[Page content transcription data]
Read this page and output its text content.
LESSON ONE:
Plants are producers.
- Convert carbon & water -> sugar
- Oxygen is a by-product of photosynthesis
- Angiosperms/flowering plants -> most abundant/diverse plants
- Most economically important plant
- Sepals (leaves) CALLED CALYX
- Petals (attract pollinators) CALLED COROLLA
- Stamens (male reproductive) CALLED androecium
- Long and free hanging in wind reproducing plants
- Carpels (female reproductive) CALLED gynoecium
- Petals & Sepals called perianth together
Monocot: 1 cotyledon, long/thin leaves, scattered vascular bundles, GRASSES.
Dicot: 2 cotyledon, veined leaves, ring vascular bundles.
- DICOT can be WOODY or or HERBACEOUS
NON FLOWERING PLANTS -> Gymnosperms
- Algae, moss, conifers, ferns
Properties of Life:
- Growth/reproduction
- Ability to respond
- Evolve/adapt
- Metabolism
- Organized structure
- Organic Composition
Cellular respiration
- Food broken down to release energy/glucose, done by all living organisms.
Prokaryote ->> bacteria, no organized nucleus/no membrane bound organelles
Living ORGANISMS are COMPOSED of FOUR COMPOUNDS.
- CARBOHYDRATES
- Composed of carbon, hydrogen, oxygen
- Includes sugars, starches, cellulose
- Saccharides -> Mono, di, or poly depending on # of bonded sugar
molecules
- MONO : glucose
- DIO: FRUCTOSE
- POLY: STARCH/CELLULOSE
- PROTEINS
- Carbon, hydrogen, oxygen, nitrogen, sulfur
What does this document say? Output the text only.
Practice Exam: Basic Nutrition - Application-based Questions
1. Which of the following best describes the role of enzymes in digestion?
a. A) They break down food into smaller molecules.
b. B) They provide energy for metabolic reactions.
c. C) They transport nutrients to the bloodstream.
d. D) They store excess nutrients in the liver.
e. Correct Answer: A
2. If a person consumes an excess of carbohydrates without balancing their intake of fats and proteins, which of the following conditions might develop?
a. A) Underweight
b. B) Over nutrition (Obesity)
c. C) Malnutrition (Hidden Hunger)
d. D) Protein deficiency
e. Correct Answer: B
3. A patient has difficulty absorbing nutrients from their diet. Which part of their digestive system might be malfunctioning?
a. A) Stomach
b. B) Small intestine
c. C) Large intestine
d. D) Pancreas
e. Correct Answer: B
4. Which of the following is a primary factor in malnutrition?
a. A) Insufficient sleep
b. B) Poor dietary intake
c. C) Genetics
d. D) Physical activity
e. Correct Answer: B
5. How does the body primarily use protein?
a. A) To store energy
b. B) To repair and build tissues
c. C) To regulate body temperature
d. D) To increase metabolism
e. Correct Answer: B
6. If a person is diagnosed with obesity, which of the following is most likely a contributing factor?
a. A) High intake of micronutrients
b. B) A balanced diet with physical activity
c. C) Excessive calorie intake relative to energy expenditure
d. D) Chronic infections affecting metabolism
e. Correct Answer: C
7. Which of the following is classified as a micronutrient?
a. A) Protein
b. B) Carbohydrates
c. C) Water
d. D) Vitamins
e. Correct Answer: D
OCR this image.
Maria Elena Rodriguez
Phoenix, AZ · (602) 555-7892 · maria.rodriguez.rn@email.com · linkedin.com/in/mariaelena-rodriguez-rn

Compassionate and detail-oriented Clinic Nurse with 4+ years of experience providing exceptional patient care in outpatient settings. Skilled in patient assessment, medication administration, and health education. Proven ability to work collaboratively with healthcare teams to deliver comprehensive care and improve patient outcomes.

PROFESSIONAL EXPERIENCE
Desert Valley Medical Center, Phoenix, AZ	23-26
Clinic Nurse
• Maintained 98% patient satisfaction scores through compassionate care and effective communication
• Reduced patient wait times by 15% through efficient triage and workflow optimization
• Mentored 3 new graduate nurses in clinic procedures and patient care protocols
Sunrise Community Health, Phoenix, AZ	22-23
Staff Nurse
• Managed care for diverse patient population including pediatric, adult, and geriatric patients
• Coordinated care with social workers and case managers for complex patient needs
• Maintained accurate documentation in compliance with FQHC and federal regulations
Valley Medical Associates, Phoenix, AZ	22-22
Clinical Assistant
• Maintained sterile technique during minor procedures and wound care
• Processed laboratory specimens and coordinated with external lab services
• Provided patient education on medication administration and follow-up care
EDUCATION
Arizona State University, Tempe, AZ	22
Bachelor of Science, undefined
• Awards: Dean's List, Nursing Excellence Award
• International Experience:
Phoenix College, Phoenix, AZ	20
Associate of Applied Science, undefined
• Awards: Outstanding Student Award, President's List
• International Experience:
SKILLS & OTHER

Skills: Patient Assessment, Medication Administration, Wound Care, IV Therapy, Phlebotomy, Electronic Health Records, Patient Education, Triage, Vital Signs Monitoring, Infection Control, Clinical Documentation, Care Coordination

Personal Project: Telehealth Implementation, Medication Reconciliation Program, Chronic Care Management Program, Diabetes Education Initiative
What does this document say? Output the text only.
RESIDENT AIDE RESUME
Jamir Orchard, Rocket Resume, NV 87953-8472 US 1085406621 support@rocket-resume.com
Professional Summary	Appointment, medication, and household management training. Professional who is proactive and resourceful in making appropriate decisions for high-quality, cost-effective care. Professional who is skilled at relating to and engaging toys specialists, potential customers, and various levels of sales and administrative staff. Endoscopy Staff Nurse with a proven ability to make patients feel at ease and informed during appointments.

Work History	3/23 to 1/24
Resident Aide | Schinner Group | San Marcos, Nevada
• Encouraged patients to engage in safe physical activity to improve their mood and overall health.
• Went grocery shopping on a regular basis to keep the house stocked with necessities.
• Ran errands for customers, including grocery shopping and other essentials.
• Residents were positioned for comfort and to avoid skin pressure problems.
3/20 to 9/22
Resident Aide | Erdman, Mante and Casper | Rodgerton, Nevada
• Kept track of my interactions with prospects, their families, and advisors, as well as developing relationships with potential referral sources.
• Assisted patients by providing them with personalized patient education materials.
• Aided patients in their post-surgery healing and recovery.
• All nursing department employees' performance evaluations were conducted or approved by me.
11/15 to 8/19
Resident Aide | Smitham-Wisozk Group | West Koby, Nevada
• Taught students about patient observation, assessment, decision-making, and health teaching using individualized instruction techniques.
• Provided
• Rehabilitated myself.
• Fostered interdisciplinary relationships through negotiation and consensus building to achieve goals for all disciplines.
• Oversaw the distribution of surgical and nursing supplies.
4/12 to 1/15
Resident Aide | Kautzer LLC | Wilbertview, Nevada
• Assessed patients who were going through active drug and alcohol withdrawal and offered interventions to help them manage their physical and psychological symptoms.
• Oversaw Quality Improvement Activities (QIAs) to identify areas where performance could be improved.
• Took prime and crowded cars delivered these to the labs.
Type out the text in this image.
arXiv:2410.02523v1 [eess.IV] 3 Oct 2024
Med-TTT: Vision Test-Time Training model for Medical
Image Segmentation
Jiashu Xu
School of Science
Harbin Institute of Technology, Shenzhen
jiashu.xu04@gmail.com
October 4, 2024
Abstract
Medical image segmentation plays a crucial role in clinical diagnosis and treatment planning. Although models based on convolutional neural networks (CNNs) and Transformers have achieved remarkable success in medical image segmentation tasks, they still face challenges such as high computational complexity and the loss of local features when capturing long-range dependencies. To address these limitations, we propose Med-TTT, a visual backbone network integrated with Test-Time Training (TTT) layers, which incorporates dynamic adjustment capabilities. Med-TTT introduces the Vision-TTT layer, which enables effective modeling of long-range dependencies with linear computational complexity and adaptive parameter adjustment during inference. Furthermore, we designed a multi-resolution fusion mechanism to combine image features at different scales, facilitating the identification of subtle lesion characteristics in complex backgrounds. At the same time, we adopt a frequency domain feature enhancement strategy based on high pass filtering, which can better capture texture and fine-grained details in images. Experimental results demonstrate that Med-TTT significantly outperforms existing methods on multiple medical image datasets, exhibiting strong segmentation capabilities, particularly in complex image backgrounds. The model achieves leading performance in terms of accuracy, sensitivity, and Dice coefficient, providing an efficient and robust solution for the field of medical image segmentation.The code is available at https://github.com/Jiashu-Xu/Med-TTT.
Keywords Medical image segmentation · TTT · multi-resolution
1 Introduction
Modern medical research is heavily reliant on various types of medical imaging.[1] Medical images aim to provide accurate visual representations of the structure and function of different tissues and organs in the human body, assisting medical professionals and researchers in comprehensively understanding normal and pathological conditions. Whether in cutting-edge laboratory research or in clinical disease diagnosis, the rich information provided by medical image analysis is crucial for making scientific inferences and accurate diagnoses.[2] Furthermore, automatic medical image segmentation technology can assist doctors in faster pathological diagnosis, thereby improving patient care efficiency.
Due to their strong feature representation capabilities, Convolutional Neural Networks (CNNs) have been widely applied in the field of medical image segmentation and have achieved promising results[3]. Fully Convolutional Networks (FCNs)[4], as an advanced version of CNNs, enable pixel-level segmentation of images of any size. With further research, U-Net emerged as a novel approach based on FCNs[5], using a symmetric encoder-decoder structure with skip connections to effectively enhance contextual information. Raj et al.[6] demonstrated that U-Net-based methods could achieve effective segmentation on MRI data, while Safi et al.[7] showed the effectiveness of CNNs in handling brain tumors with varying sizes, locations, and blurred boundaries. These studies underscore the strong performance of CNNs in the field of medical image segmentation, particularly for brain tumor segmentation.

[What to produce]
Please go over the data above and tally every line holding "shopping"; reply only with the count.

[Answer to this task]
2